**The request**:
Pick up the Society Library Sources project description after its last sentence and continue it.
━━ Page text ━━
Skip to main content

Code for Society Library Sources

Project description

Society Library Sources

This repo contains the source document collectors for the Society Library.

Use the package directly

# Note: you will need to set your environment variables for this to work, see .env.template
export GOOGLE_API_KEY=<your api key>
python -m sl_sources search google_scholar "artificial intelligence" --num_results 5
export SEMANTIC_SCHOLAR_API_KEY=<your api key>
python -m sl_sources download semantic_scholar <paper id>
python -m sl_sources search youtube "machine learning tutorial" --num_results 3 --output results.json

Library

pip install sl_sources
from sl_sources import search_google_scholar, download_from_google_scholar
# Note: You will need to set your environment variables for this to work, see .env.template

You can update the library with the following commands:

# rmrf the dist folder if it exists
rm -rf dist

# build the library
python setup.py sdist bdist_wheel

# upload to pypi
twine upload dist/*

Worker

The Media Worker wraps the search and download functions for all sources, and is especially good for scraping websites and downloading videos.

Setup

You will need to make a Google account, enable "Google Cloud Functions" and "Google Cloud Build". However, if you initialize gcloud with your Google account and log in, these can be enabled for you automatically when the worker is deployed.
━━━
━━ Supplied information ━━
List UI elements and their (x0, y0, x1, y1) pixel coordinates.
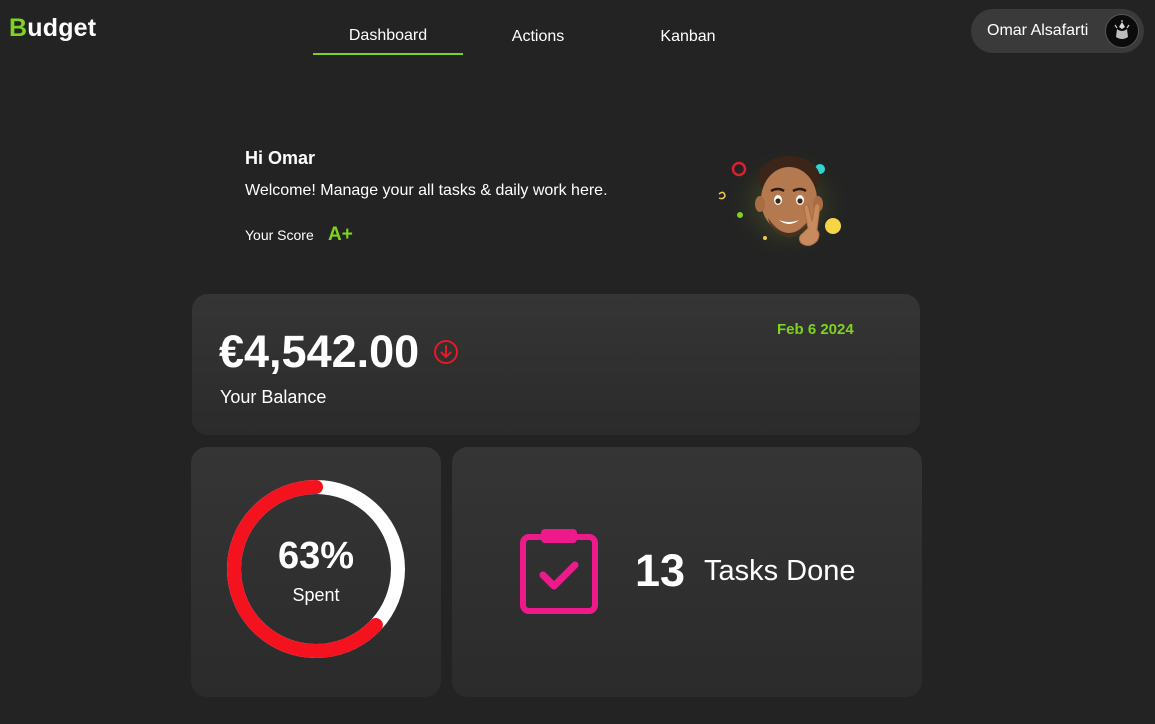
━━━
**Result of this task**:
Download and install the gcloud cli

brew install --cask google-cloud-sdk # mac

# Linux
curl -O https://dl.google.com/dl/cloudsdk/channels/rapid/downloads/google-cloud-cli-linux-x86_64.tar.gz
tar -xf google-cloud-cli-linux-x86_64.tar.gz
./google-cloud-sdk/install.sh

Then initialize gcloud and authenticate:

gcloud init
gcloud auth login

Local development

You can run the worker locally using functions-framework

pip install functions-framework
functions-framework --target handle_request --debug

Make sure you have set CLOUD_FUNCTION_URL=http://127.0.0.1:8080 and CLOUD_FUNCTION_ENABLED=true in your .env file.

You can now call the function using curl

# search
curl -X POST http://127.0.0.1:8080 -H "Content-Type: application/json" -d '{"source": "google", "query": "artificial intelligence in neuroscience", "type": "search", "num_results": 10}'

# download
curl -X POST http://127.0.0.1:8080 -H "Content-Type: application/json" -d '{"search_result": {"url": "https://www.google.com", "title": "Google", "source": "google"}, "type": "download"}'
# note that the search_result object is the result of the search function

Deploy the worker

bash deploy_worker.sh

The worker will be deployed using the environment variables in the .env, so make sure those are what you want them to be.

You will need to update your .env and set CLOUD_FUNCTION_ENABLED to "true" and CLOUD_FUNCTION_URL to your deployed worker URL, which will be shown at deployment time. It should look like this:

CLOUD_FUNCTION_ENABLED=true
CLOUD_FUNCTION_URL=https://us-<region>-<project>.cloudfunctions.net/media_worker

You can initialize and run many workers simultaneously. The one limitation is that cloud functions can run for a maximum of 9 minutes (540 seconds) so make sure that your work is split into smaller chunks than would require that much processing time.

Testing worker locally

You can test the worker using functions_framework

pip install functions-framework
functions_framework --target handle_request --debug

Project details


Download files

Download the file for your platform. If you're not sure which to choose, learn more about installing packages.

Source Distribution

sl_sources-0.0.3.tar.gz (32.7 kB view hashes)

Uploaded Source

Built Distribution

sl_sources-0.0.3-py3-none-any.whl (34.2 kB view hashes)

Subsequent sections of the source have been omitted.